-- start of SUPPLIED MATERIAL --

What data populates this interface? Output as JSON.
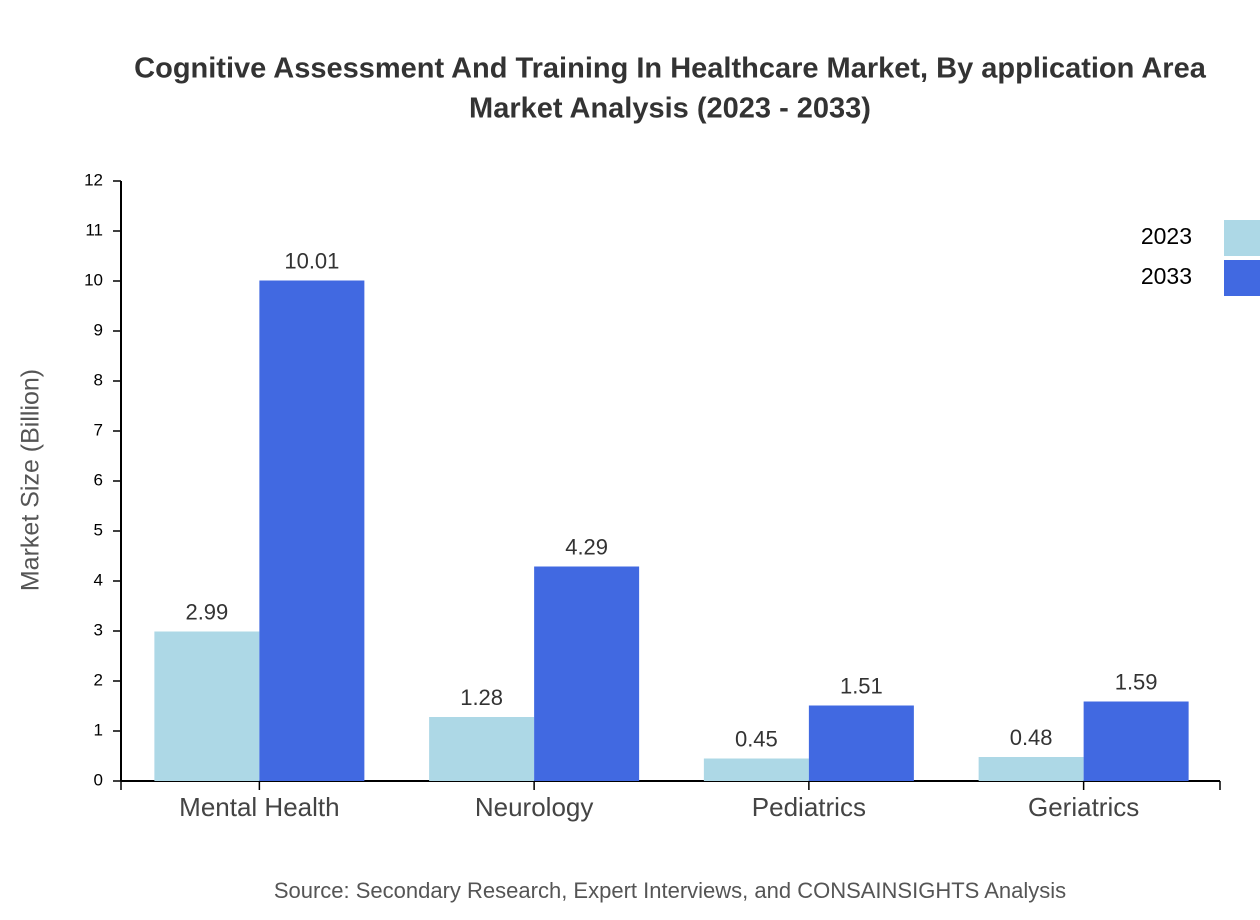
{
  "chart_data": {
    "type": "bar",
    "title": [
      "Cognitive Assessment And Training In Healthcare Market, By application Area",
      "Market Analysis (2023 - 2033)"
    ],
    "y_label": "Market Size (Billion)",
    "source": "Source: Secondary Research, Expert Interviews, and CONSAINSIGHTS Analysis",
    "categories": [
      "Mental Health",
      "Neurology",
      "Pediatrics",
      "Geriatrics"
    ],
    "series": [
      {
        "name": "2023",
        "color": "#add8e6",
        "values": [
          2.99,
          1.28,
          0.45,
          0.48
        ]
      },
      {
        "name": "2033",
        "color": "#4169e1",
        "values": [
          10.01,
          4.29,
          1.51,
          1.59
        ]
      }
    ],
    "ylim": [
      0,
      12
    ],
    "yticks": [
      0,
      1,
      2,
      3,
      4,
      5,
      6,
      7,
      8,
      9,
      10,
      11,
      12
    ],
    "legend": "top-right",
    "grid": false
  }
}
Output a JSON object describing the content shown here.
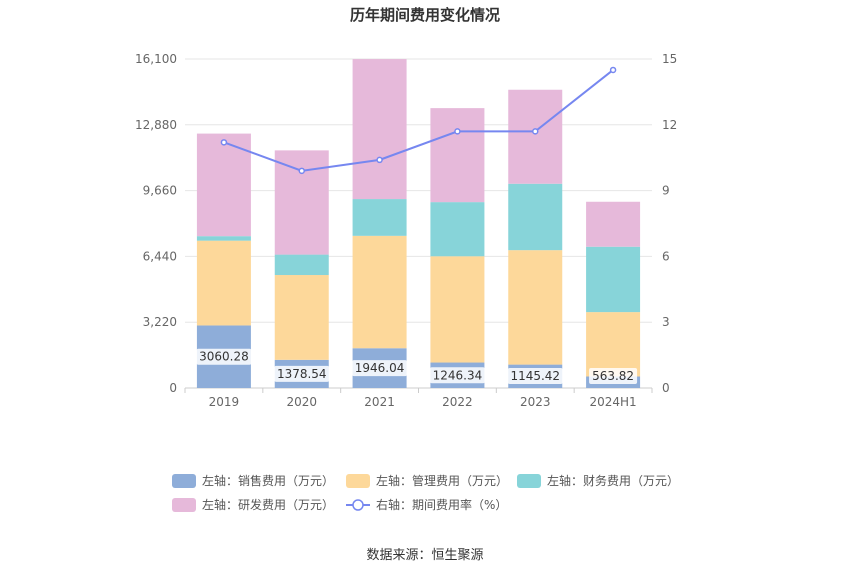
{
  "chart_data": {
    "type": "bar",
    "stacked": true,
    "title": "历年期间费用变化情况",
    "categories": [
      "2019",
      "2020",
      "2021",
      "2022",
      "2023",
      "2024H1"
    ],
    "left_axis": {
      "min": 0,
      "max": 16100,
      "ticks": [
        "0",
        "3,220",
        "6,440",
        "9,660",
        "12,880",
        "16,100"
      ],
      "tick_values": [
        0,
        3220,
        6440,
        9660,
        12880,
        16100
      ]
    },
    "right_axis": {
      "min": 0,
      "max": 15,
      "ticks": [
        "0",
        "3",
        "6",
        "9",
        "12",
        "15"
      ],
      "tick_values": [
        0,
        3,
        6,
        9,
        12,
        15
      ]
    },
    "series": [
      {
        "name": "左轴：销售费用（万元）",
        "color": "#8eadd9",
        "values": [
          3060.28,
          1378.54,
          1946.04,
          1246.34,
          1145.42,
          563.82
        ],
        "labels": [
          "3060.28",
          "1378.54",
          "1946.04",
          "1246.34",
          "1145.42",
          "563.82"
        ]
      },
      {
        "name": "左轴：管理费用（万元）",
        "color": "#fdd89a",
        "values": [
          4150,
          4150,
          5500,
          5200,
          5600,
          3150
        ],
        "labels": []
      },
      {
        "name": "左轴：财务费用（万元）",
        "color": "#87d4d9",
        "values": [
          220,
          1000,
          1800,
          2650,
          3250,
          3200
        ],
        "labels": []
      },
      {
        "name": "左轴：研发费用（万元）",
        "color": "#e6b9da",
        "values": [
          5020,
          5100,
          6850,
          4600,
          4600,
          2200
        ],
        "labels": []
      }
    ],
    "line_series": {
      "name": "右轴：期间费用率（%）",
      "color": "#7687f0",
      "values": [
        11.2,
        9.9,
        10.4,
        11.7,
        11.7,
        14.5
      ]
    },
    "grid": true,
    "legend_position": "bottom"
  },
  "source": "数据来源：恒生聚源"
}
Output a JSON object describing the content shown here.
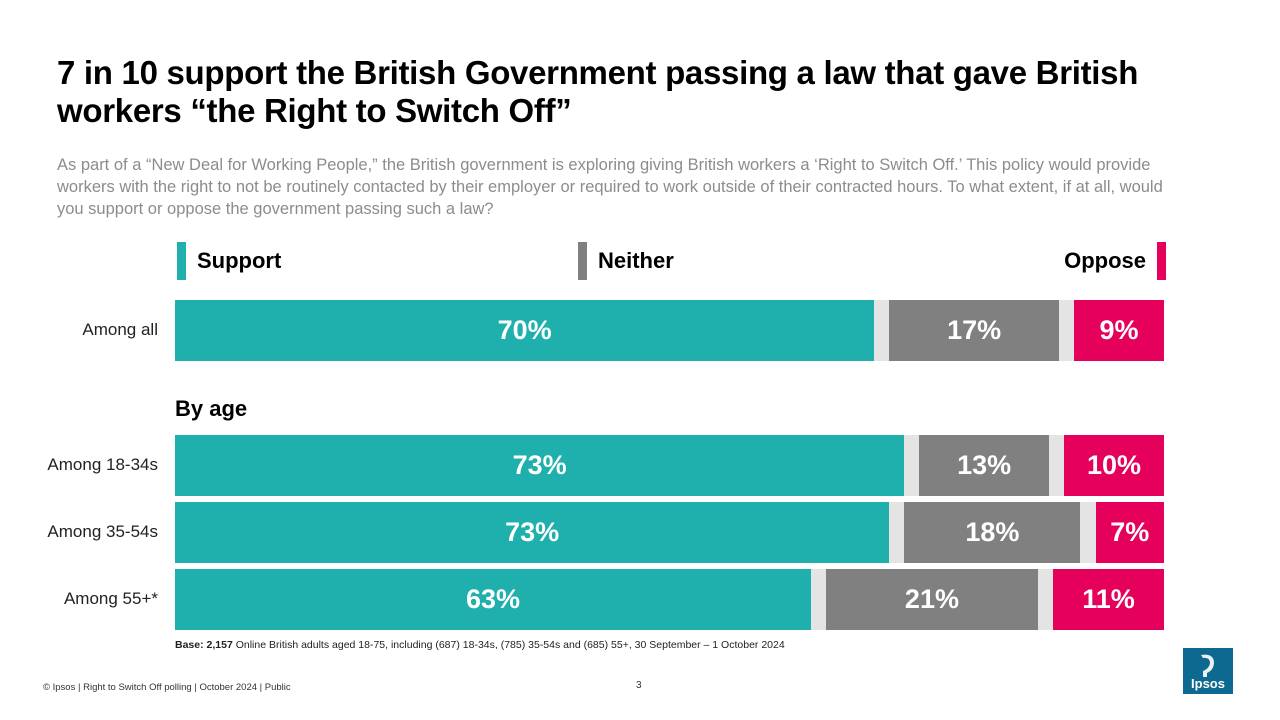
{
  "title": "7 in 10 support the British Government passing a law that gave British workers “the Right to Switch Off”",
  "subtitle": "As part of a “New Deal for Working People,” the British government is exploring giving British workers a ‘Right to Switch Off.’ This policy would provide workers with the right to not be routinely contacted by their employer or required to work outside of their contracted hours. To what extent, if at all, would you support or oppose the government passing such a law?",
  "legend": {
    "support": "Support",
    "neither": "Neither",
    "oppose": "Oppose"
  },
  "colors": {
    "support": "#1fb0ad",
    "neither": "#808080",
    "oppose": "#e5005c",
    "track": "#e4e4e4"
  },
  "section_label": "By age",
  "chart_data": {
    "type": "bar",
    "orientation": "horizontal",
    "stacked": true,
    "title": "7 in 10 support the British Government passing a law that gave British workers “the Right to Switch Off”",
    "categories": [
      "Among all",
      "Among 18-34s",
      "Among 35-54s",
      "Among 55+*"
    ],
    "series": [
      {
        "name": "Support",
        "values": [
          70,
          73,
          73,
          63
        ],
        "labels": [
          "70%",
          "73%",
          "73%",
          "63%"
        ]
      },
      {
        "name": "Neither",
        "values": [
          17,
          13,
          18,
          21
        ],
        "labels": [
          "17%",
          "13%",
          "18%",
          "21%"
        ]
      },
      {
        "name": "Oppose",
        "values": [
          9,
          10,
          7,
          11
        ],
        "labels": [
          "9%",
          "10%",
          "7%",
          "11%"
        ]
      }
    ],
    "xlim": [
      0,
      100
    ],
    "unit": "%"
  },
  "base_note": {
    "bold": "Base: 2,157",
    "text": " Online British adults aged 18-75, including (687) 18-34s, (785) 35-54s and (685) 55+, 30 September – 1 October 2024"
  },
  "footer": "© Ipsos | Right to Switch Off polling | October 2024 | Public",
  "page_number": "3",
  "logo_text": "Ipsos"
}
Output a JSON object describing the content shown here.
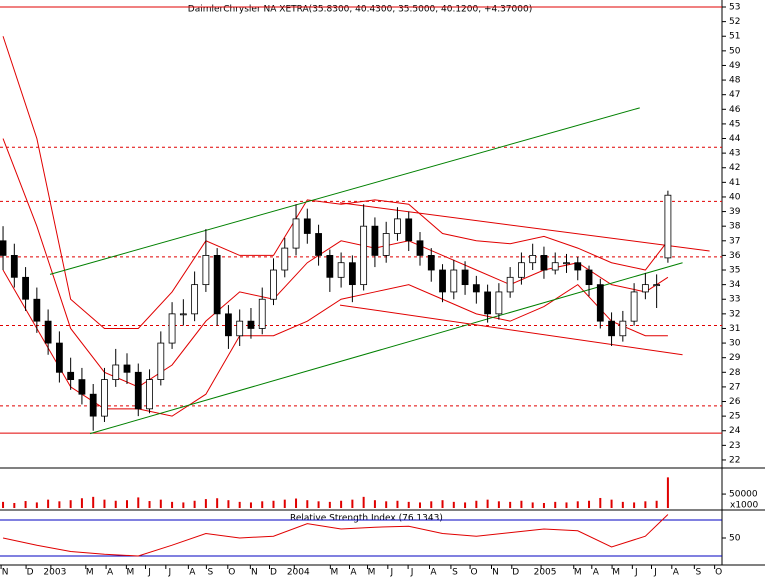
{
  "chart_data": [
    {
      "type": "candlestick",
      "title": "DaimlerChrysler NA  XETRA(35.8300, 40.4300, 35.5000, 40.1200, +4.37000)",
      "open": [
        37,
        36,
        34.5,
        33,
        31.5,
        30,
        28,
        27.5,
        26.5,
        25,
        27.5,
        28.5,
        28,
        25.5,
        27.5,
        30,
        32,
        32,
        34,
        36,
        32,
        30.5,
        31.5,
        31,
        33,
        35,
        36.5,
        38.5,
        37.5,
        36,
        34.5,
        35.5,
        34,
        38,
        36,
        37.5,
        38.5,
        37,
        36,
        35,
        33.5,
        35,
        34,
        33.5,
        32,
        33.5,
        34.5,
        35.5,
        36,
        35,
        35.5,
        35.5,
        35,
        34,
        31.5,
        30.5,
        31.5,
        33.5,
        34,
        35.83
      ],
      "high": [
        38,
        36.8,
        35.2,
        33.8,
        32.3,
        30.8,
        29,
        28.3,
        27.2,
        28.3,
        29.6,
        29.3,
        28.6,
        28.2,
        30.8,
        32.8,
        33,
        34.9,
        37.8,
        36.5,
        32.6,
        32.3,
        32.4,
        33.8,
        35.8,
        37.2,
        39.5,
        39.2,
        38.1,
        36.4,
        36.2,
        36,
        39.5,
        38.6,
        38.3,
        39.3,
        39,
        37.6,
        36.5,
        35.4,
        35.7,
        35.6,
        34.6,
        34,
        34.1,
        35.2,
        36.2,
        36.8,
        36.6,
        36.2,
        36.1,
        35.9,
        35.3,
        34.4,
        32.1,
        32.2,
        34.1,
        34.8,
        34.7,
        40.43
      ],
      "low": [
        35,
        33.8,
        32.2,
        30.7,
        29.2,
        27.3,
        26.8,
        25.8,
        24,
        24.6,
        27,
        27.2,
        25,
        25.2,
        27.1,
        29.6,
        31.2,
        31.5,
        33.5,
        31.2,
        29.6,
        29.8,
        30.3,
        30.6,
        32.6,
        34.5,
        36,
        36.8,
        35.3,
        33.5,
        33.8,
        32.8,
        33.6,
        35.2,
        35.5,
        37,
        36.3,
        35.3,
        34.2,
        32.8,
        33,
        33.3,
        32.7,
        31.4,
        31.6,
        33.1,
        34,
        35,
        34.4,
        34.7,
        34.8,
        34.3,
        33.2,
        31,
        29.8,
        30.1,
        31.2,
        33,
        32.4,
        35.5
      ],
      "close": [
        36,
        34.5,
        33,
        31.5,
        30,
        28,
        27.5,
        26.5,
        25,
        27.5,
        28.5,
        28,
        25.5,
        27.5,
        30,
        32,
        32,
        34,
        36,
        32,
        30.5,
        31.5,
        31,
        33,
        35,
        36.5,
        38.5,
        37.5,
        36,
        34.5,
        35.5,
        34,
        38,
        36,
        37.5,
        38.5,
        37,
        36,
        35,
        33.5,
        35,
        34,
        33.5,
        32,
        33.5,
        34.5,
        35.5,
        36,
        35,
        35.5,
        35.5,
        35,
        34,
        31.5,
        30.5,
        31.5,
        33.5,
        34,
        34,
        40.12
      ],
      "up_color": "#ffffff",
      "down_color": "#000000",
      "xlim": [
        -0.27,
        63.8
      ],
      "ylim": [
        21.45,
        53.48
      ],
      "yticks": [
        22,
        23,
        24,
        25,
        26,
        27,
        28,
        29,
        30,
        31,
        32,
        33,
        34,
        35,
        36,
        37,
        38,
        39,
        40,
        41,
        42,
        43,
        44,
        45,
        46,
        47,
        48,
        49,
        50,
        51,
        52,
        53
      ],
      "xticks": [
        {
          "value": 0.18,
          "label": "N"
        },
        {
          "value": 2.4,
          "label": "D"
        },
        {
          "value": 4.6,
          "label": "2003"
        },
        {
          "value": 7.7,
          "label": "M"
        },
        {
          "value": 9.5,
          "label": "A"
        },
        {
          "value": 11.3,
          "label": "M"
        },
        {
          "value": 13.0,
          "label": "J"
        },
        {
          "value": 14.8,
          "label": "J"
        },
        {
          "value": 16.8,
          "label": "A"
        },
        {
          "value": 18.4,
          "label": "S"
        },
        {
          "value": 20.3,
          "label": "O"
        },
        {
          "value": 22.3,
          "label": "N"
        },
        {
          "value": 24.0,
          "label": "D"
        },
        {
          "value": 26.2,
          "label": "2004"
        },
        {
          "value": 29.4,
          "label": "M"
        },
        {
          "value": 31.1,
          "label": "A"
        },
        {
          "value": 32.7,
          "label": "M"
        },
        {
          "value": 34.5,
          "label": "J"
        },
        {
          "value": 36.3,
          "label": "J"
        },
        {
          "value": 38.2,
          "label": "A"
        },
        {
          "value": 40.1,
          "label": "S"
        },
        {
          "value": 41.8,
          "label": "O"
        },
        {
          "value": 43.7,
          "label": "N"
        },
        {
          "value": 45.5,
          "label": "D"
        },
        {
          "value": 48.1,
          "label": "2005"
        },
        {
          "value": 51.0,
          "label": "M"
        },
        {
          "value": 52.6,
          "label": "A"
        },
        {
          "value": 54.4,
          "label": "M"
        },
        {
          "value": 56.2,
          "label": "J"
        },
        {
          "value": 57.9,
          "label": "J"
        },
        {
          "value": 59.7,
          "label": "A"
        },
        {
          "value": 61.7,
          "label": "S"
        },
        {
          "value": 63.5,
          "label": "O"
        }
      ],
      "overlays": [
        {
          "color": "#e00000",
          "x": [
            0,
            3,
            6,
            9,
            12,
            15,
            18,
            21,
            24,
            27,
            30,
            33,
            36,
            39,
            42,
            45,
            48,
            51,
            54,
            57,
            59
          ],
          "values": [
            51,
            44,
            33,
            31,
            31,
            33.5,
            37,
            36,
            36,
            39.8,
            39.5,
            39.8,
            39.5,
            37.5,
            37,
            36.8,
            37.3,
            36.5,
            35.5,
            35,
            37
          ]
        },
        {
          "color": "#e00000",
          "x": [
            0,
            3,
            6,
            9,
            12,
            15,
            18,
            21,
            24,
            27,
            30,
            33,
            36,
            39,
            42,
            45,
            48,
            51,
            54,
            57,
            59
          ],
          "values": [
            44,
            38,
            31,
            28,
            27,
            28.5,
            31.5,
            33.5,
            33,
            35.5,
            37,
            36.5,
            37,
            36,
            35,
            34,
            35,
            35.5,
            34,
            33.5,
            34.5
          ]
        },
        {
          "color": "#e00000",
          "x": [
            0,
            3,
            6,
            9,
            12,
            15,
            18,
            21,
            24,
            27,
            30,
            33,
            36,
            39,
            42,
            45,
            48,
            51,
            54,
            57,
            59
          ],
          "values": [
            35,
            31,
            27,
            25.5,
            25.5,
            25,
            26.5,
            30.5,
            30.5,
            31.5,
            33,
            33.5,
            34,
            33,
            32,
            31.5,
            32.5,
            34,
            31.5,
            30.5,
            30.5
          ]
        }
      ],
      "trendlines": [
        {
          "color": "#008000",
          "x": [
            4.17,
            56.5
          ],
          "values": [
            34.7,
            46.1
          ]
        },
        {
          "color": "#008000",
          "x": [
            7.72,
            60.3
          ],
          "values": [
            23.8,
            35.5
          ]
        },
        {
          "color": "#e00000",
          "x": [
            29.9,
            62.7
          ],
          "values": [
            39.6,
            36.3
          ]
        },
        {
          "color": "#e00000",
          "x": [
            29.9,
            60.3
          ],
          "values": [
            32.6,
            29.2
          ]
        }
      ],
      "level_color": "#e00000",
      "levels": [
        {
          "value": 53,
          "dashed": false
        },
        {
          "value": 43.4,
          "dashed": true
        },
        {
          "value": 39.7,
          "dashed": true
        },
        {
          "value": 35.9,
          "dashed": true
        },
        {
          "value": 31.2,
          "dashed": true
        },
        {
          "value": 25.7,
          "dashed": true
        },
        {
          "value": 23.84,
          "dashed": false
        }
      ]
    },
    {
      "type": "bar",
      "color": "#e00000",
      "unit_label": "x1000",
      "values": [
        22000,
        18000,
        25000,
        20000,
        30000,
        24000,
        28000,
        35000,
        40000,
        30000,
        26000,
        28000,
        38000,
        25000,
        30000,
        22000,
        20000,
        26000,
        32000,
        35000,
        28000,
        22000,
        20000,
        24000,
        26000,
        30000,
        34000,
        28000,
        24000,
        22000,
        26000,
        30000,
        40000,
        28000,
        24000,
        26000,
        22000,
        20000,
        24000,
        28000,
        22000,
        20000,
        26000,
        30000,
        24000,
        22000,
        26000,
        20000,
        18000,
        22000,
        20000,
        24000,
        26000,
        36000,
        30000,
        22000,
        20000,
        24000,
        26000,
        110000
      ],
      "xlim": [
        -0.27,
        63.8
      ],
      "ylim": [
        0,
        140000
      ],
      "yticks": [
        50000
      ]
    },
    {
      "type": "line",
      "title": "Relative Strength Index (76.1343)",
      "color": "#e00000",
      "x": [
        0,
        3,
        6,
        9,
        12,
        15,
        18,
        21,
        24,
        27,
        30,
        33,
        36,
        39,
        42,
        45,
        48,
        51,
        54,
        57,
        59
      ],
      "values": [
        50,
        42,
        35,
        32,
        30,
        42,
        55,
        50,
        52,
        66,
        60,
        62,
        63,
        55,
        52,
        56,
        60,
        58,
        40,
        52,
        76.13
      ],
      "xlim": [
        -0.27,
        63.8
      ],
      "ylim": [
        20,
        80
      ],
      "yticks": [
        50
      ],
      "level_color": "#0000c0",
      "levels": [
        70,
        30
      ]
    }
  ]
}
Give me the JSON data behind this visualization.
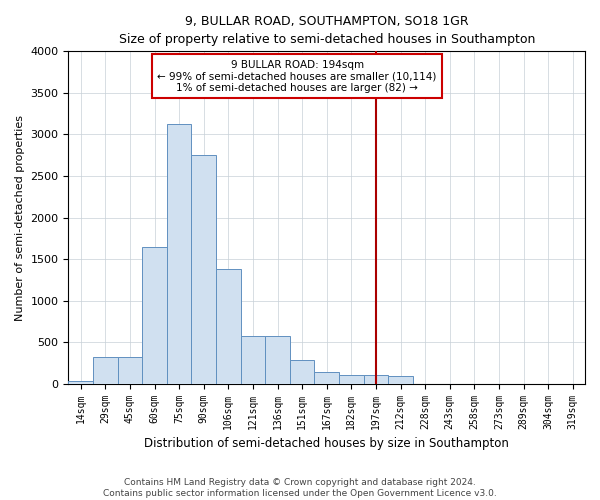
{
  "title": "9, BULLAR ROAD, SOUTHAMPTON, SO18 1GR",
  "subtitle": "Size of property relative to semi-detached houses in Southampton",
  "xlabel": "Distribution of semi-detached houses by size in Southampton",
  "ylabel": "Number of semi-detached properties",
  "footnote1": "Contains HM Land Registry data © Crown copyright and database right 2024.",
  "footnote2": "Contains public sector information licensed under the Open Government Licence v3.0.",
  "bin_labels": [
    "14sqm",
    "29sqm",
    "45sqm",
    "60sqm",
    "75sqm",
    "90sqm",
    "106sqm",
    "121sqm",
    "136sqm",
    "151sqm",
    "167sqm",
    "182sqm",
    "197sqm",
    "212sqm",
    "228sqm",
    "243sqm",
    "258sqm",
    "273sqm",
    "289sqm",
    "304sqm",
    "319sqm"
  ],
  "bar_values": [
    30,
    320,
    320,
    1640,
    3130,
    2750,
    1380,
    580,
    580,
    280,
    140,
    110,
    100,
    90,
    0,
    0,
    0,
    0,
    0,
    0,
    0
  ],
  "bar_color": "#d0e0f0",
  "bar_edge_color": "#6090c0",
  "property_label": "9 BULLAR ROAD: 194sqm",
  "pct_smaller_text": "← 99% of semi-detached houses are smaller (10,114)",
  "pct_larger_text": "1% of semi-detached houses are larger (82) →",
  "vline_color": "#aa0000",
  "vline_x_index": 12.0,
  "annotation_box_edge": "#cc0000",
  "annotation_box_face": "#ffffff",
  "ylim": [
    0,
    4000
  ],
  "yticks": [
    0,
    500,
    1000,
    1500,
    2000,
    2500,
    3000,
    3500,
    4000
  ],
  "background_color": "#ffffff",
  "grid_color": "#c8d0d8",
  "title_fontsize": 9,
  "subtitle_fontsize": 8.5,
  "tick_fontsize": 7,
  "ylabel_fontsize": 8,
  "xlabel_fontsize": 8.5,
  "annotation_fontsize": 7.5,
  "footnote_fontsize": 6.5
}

-- end of SUPPLIED MATERIAL --

EXERCISE DESCRIPTION: Select all lines in the listing above where the word "name" appears, and show them.

CORRECT RESULT:
        "name": "2023",
        "name": "2033",
        "name": "左轴：销售费用（万元）",
        "name": "左轴：管理费用（万元）",
        "name": "左轴：财务费用（万元）",
        "name": "左轴：研发费用（万元）",
      "name": "右轴：期间费用率（%）",
        "name": "Support",
        "name": "Neither",
        "name": "Oppose",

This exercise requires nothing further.